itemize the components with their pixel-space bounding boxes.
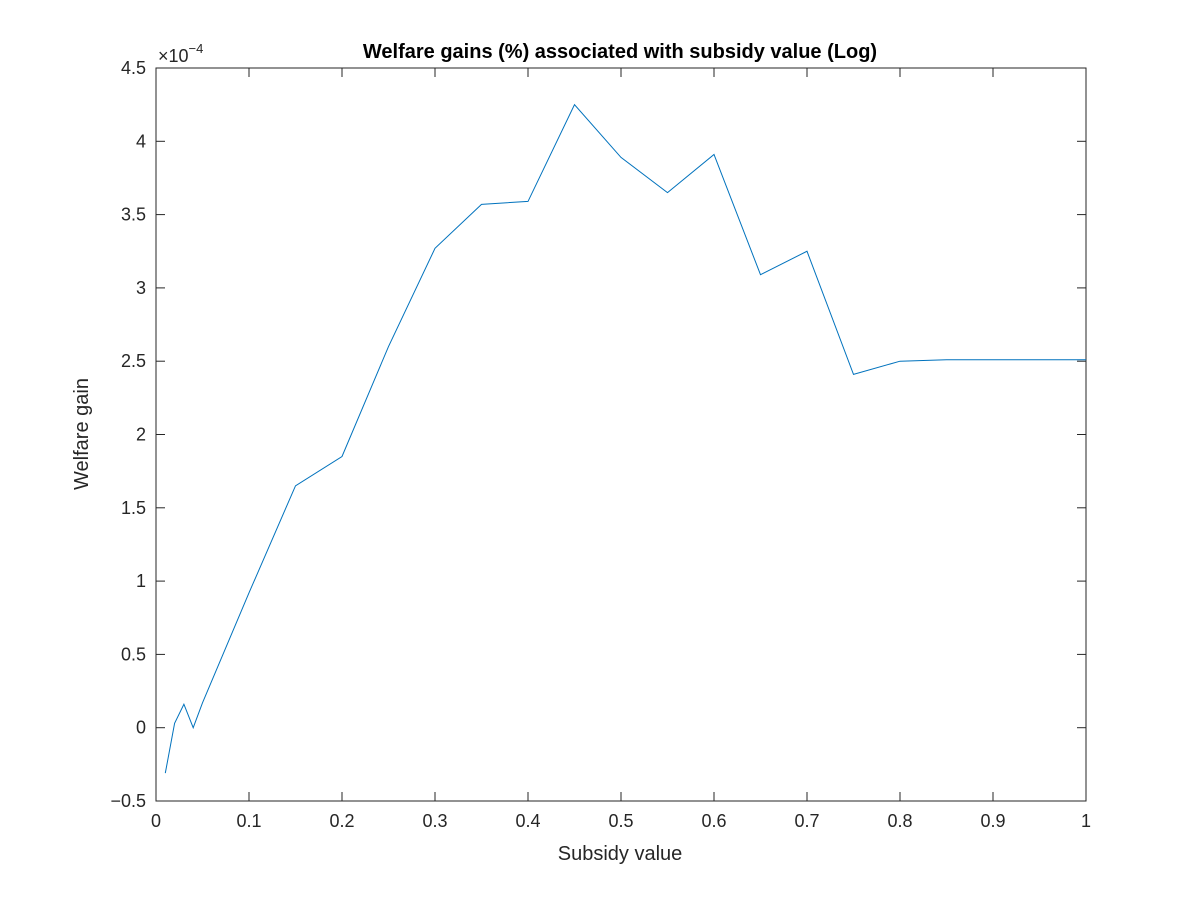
x-tick-label: 0.6 <box>701 811 726 831</box>
y-tick-label: −0.5 <box>110 791 146 811</box>
x-tick-label: 0.8 <box>887 811 912 831</box>
x-tick-label: 0.3 <box>422 811 447 831</box>
y-tick-label: 2.5 <box>121 351 146 371</box>
y-multiplier-exponent: −4 <box>189 41 204 56</box>
x-tick-label: 0.2 <box>329 811 354 831</box>
chart-title: Welfare gains (%) associated with subsid… <box>363 41 877 63</box>
y-tick-label: 3.5 <box>121 205 146 225</box>
x-tick-label: 0.7 <box>794 811 819 831</box>
series-line <box>164 103 1086 774</box>
y-tick-label: 2 <box>136 425 146 445</box>
y-axis-multiplier: ×10−4 <box>158 41 203 66</box>
y-tick-label: 0 <box>136 718 146 738</box>
x-axis-label: Subsidy value <box>558 843 683 865</box>
x-tick-label: 0 <box>151 811 161 831</box>
x-tick-label: 0.4 <box>515 811 540 831</box>
x-tick-label: 0.5 <box>608 811 633 831</box>
x-tick-label: 0.9 <box>980 811 1005 831</box>
plot-area: 0 0.1 0.2 0.3 0.4 0.5 0.6 0.7 0.8 0.9 1−0.500.511.… <box>110 58 1091 831</box>
y-tick-label: 0.5 <box>121 644 146 664</box>
y-tick-label: 1.5 <box>121 498 146 518</box>
y-tick-label: 3 <box>136 278 146 298</box>
y-tick-label: 4.5 <box>121 58 146 78</box>
axes-box <box>155 67 1087 802</box>
y-tick-label: 4 <box>136 131 146 151</box>
y-axis-label: Welfare gain <box>71 378 93 490</box>
x-tick-label: 1 <box>1081 811 1091 831</box>
y-multiplier-base: ×10 <box>158 46 189 66</box>
x-tick-label: 0.1 <box>236 811 261 831</box>
y-tick-label: 1 <box>136 571 146 591</box>
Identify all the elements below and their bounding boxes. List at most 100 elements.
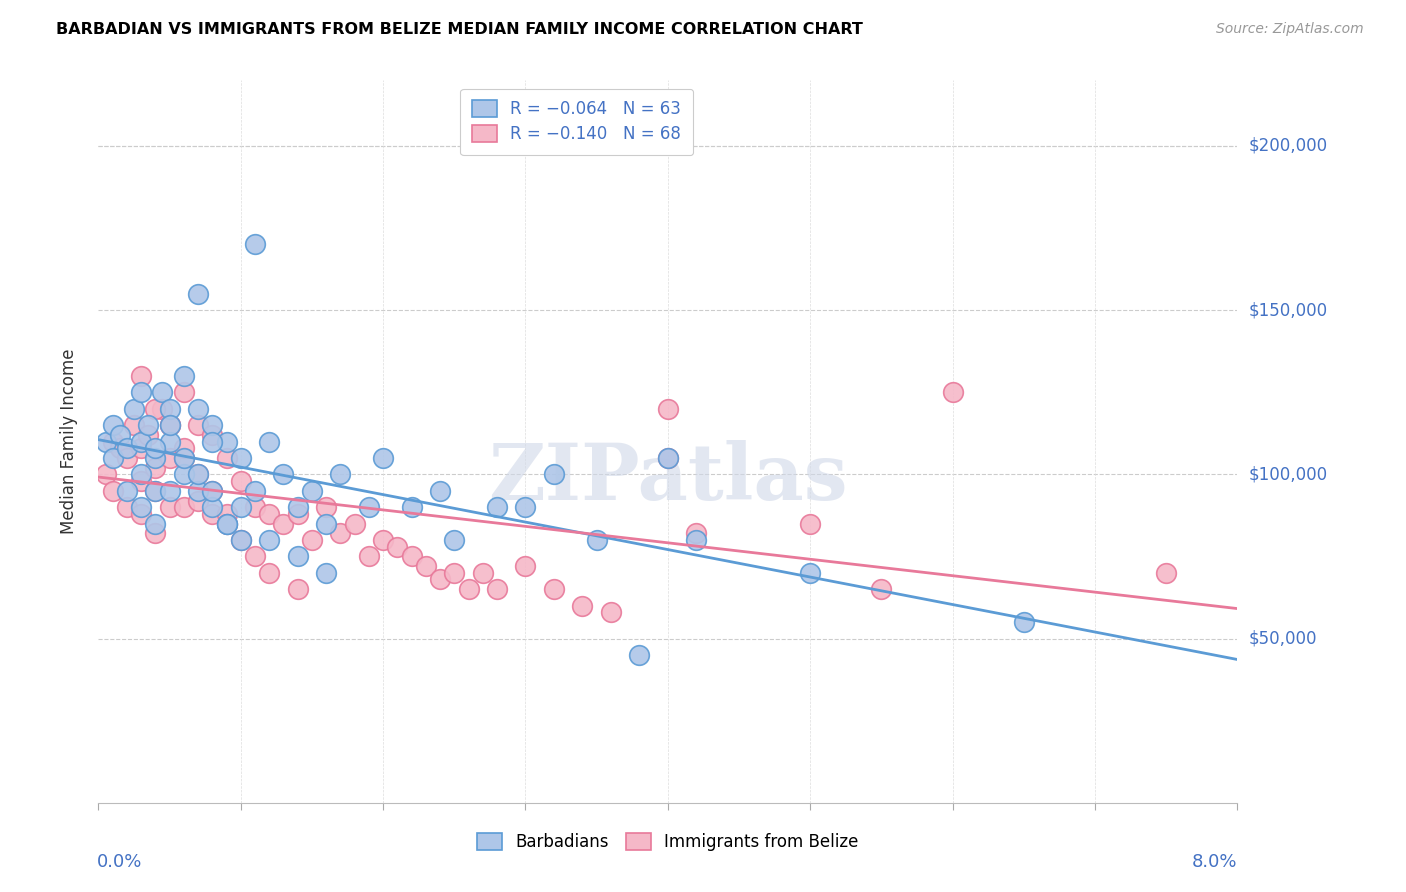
Point <box>201 483 224 498</box>
Point <box>657 401 679 416</box>
Text: 8.0%: 8.0% <box>1192 854 1237 871</box>
Point <box>173 500 195 515</box>
Point <box>415 559 437 574</box>
Point <box>357 500 380 515</box>
Point <box>159 418 181 433</box>
Point <box>201 418 224 433</box>
Point <box>145 516 167 531</box>
Point <box>443 533 465 547</box>
Point <box>387 540 409 554</box>
Point <box>159 401 181 416</box>
Point <box>215 516 238 531</box>
Point <box>115 450 138 465</box>
Point <box>870 582 893 597</box>
Point <box>942 385 965 400</box>
Point <box>628 648 651 662</box>
Point <box>799 516 821 531</box>
Point <box>287 500 309 515</box>
Point <box>129 474 152 488</box>
Point <box>657 450 679 465</box>
Point <box>115 500 138 515</box>
Point <box>152 385 174 400</box>
Point <box>108 441 131 455</box>
Point <box>173 441 195 455</box>
Y-axis label: Median Family Income: Median Family Income <box>59 349 77 534</box>
Point <box>229 533 252 547</box>
Point <box>515 500 537 515</box>
Point <box>229 533 252 547</box>
Point <box>443 566 465 580</box>
Point <box>315 516 337 531</box>
Point <box>201 483 224 498</box>
Point <box>215 516 238 531</box>
Point <box>685 526 707 541</box>
Point <box>259 434 281 449</box>
Text: $200,000: $200,000 <box>1249 137 1327 155</box>
Point <box>173 385 195 400</box>
Legend: Barbadians, Immigrants from Belize: Barbadians, Immigrants from Belize <box>470 825 866 860</box>
Point <box>159 434 181 449</box>
Point <box>329 526 352 541</box>
Point <box>187 483 209 498</box>
Point <box>329 467 352 482</box>
Point <box>187 493 209 508</box>
Point <box>486 582 509 597</box>
Point <box>145 401 167 416</box>
Text: $50,000: $50,000 <box>1249 630 1317 648</box>
Text: $150,000: $150,000 <box>1249 301 1327 319</box>
Point <box>543 467 565 482</box>
Point <box>145 441 167 455</box>
Text: ZIPatlas: ZIPatlas <box>488 440 848 516</box>
Point <box>515 559 537 574</box>
Point <box>136 428 159 442</box>
Point <box>129 467 152 482</box>
Point <box>115 483 138 498</box>
Point <box>259 566 281 580</box>
Point <box>315 566 337 580</box>
Point <box>229 450 252 465</box>
Point <box>1154 566 1177 580</box>
Point <box>1012 615 1035 630</box>
Point <box>187 467 209 482</box>
Point <box>145 483 167 498</box>
Point <box>101 483 124 498</box>
Point <box>108 428 131 442</box>
Point <box>600 605 623 619</box>
Point <box>243 500 266 515</box>
Point <box>145 450 167 465</box>
Point <box>145 460 167 475</box>
Point <box>243 483 266 498</box>
Point <box>215 507 238 521</box>
Point <box>145 483 167 498</box>
Point <box>585 533 607 547</box>
Text: Source: ZipAtlas.com: Source: ZipAtlas.com <box>1216 22 1364 37</box>
Point <box>129 500 152 515</box>
Point <box>301 483 323 498</box>
Point <box>201 434 224 449</box>
Point <box>115 441 138 455</box>
Text: $100,000: $100,000 <box>1249 466 1327 483</box>
Point <box>173 368 195 383</box>
Point <box>287 582 309 597</box>
Point <box>159 450 181 465</box>
Point <box>122 418 145 433</box>
Point <box>94 467 117 482</box>
Point <box>401 549 423 564</box>
Point <box>201 500 224 515</box>
Point <box>101 434 124 449</box>
Point <box>229 474 252 488</box>
Point <box>229 500 252 515</box>
Point <box>371 450 394 465</box>
Text: BARBADIAN VS IMMIGRANTS FROM BELIZE MEDIAN FAMILY INCOME CORRELATION CHART: BARBADIAN VS IMMIGRANTS FROM BELIZE MEDI… <box>56 22 863 37</box>
Point <box>343 516 366 531</box>
Point <box>136 418 159 433</box>
Point <box>187 467 209 482</box>
Point <box>259 533 281 547</box>
Point <box>129 368 152 383</box>
Point <box>187 286 209 301</box>
Point <box>273 516 295 531</box>
Point <box>129 441 152 455</box>
Point <box>122 401 145 416</box>
Point <box>471 566 494 580</box>
Point <box>243 237 266 252</box>
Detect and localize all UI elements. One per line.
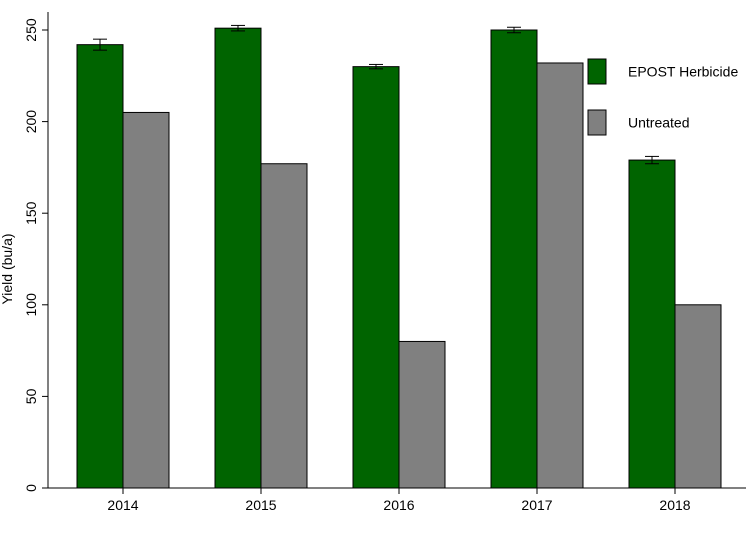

§ **To be done**: Copy out every line of the material above word for word, without the pictures.

§ **The completed task**:
itemize the components with their pixel-space bounding boxes.
x-tick-label: 0.6 <box>701 811 726 831</box>
y-tick-label: −0.5 <box>110 791 146 811</box>
x-tick-label: 0.8 <box>887 811 912 831</box>
x-tick-label: 0.3 <box>422 811 447 831</box>
y-tick-label: 2.5 <box>121 351 146 371</box>
y-multiplier-exponent: −4 <box>189 41 204 56</box>
x-tick-label: 0.2 <box>329 811 354 831</box>
chart-title: Welfare gains (%) associated with subsid… <box>363 41 877 63</box>
y-tick-label: 3.5 <box>121 205 146 225</box>
x-tick-label: 0.7 <box>794 811 819 831</box>
series-line <box>164 103 1086 774</box>
y-tick-label: 2 <box>136 425 146 445</box>
y-axis-multiplier: ×10−4 <box>158 41 203 66</box>
y-tick-label: 0 <box>136 718 146 738</box>
x-axis-label: Subsidy value <box>558 843 683 865</box>
x-tick-label: 0 <box>151 811 161 831</box>
x-tick-label: 0.4 <box>515 811 540 831</box>
x-tick-label: 0.5 <box>608 811 633 831</box>
x-tick-label: 0.9 <box>980 811 1005 831</box>
plot-area: 0 0.1 0.2 0.3 0.4 0.5 0.6 0.7 0.8 0.9 1−0.500.511.… <box>110 58 1091 831</box>
y-tick-label: 0.5 <box>121 644 146 664</box>
y-tick-label: 1.5 <box>121 498 146 518</box>
y-tick-label: 3 <box>136 278 146 298</box>
y-tick-label: 4.5 <box>121 58 146 78</box>
axes-box <box>155 67 1087 802</box>
y-tick-label: 4 <box>136 131 146 151</box>
y-axis-label: Welfare gain <box>71 378 93 490</box>
x-tick-label: 1 <box>1081 811 1091 831</box>
y-multiplier-base: ×10 <box>158 46 189 66</box>
x-tick-label: 0.1 <box>236 811 261 831</box>
y-tick-label: 1 <box>136 571 146 591</box>
Identify all the elements below and their bounding boxes. List at most 100 elements.
Point <box>201 483 224 498</box>
Point <box>657 401 679 416</box>
Text: 8.0%: 8.0% <box>1192 854 1237 871</box>
Point <box>173 500 195 515</box>
Point <box>415 559 437 574</box>
Point <box>357 500 380 515</box>
Point <box>159 418 181 433</box>
Point <box>201 418 224 433</box>
Point <box>145 516 167 531</box>
Point <box>443 533 465 547</box>
Point <box>387 540 409 554</box>
Point <box>159 401 181 416</box>
Point <box>215 516 238 531</box>
Point <box>115 450 138 465</box>
Point <box>870 582 893 597</box>
Point <box>942 385 965 400</box>
Point <box>628 648 651 662</box>
Point <box>799 516 821 531</box>
Point <box>287 500 309 515</box>
Point <box>129 474 152 488</box>
Point <box>657 450 679 465</box>
Point <box>115 500 138 515</box>
Point <box>152 385 174 400</box>
Point <box>108 441 131 455</box>
Point <box>173 441 195 455</box>
Y-axis label: Median Family Income: Median Family Income <box>59 349 77 534</box>
Point <box>229 533 252 547</box>
Point <box>515 500 537 515</box>
Point <box>229 533 252 547</box>
Point <box>443 566 465 580</box>
Point <box>315 516 337 531</box>
Point <box>201 483 224 498</box>
Point <box>215 516 238 531</box>
Point <box>685 526 707 541</box>
Point <box>259 434 281 449</box>
Text: $200,000: $200,000 <box>1249 137 1327 155</box>
Point <box>173 385 195 400</box>
Legend: Barbadians, Immigrants from Belize: Barbadians, Immigrants from Belize <box>470 825 866 860</box>
Point <box>159 434 181 449</box>
Point <box>329 526 352 541</box>
Point <box>187 483 209 498</box>
Point <box>329 467 352 482</box>
Point <box>187 493 209 508</box>
Point <box>486 582 509 597</box>
Point <box>145 401 167 416</box>
Text: $50,000: $50,000 <box>1249 630 1317 648</box>
Text: $150,000: $150,000 <box>1249 301 1327 319</box>
Point <box>543 467 565 482</box>
Point <box>145 441 167 455</box>
Text: ZIPatlas: ZIPatlas <box>488 440 848 516</box>
Point <box>515 559 537 574</box>
Point <box>136 428 159 442</box>
Point <box>129 467 152 482</box>
Point <box>115 483 138 498</box>
Point <box>259 566 281 580</box>
Point <box>315 566 337 580</box>
Point <box>229 450 252 465</box>
Point <box>1154 566 1177 580</box>
Point <box>1012 615 1035 630</box>
Point <box>187 467 209 482</box>
Point <box>145 483 167 498</box>
Point <box>101 483 124 498</box>
Point <box>108 428 131 442</box>
Point <box>600 605 623 619</box>
Point <box>243 500 266 515</box>
Point <box>145 450 167 465</box>
Point <box>145 460 167 475</box>
Point <box>243 483 266 498</box>
Point <box>215 507 238 521</box>
Point <box>145 483 167 498</box>
Point <box>585 533 607 547</box>
Text: Source: ZipAtlas.com: Source: ZipAtlas.com <box>1216 22 1364 37</box>
Point <box>129 500 152 515</box>
Point <box>301 483 323 498</box>
Point <box>201 434 224 449</box>
Point <box>115 441 138 455</box>
Text: $100,000: $100,000 <box>1249 466 1327 483</box>
Point <box>173 368 195 383</box>
Point <box>287 582 309 597</box>
Point <box>159 450 181 465</box>
Point <box>122 418 145 433</box>
Point <box>94 467 117 482</box>
Point <box>401 549 423 564</box>
Point <box>201 500 224 515</box>
Point <box>101 434 124 449</box>
Point <box>229 474 252 488</box>
Point <box>229 500 252 515</box>
Point <box>371 450 394 465</box>
Text: BARBADIAN VS IMMIGRANTS FROM BELIZE MEDIAN FAMILY INCOME CORRELATION CHART: BARBADIAN VS IMMIGRANTS FROM BELIZE MEDI… <box>56 22 863 37</box>
Point <box>343 516 366 531</box>
Point <box>136 418 159 433</box>
Point <box>187 467 209 482</box>
Point <box>259 533 281 547</box>
Point <box>129 368 152 383</box>
Point <box>187 286 209 301</box>
Point <box>273 516 295 531</box>
Point <box>129 441 152 455</box>
Point <box>122 401 145 416</box>
Point <box>471 566 494 580</box>
Point <box>243 237 266 252</box>
Detect and localize all UI elements. One per line.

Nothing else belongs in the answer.